# Task material:
***
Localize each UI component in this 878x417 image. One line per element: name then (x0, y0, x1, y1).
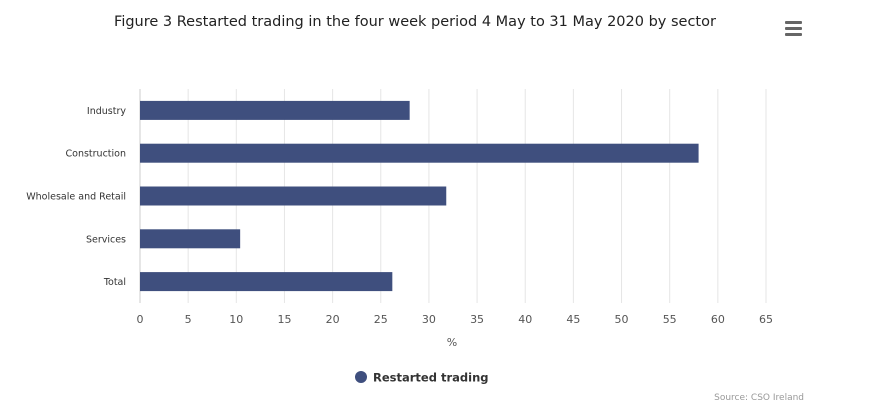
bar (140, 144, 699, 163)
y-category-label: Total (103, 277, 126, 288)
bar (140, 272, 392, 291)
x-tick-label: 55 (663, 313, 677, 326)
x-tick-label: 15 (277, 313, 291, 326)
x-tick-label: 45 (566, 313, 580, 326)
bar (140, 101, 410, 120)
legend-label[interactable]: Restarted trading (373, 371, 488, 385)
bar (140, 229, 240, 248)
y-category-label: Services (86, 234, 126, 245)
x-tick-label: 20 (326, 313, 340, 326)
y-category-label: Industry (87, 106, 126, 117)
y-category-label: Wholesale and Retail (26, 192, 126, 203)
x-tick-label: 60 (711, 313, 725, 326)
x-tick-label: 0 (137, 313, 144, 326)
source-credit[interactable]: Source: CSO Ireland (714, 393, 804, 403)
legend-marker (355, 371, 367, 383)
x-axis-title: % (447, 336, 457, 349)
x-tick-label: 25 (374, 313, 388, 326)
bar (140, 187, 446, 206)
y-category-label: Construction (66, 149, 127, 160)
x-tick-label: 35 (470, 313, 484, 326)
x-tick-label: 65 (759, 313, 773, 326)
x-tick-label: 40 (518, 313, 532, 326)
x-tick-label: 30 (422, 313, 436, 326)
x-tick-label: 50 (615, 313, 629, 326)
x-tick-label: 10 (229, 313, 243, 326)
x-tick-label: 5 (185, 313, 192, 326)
***
# What to produce:
Repeat every line of the items above word for word, but leave out the pictures.

# Written solution:
Localize each UI component in this 878x417 image. One line per element: name then (x0, y0, x1, y1).
bar (140, 144, 699, 163)
y-category-label: Total (103, 277, 126, 288)
bar (140, 272, 392, 291)
x-tick-label: 55 (663, 313, 677, 326)
x-tick-label: 15 (277, 313, 291, 326)
x-tick-label: 45 (566, 313, 580, 326)
bar (140, 101, 410, 120)
legend-label[interactable]: Restarted trading (373, 371, 488, 385)
bar (140, 229, 240, 248)
y-category-label: Services (86, 234, 126, 245)
x-tick-label: 20 (326, 313, 340, 326)
y-category-label: Industry (87, 106, 126, 117)
y-category-label: Wholesale and Retail (26, 192, 126, 203)
x-tick-label: 60 (711, 313, 725, 326)
x-tick-label: 0 (137, 313, 144, 326)
source-credit[interactable]: Source: CSO Ireland (714, 393, 804, 403)
legend-marker (355, 371, 367, 383)
x-axis-title: % (447, 336, 457, 349)
x-tick-label: 25 (374, 313, 388, 326)
bar (140, 187, 446, 206)
y-category-label: Construction (66, 149, 127, 160)
x-tick-label: 35 (470, 313, 484, 326)
x-tick-label: 65 (759, 313, 773, 326)
x-tick-label: 40 (518, 313, 532, 326)
x-tick-label: 30 (422, 313, 436, 326)
x-tick-label: 50 (615, 313, 629, 326)
x-tick-label: 10 (229, 313, 243, 326)
x-tick-label: 5 (185, 313, 192, 326)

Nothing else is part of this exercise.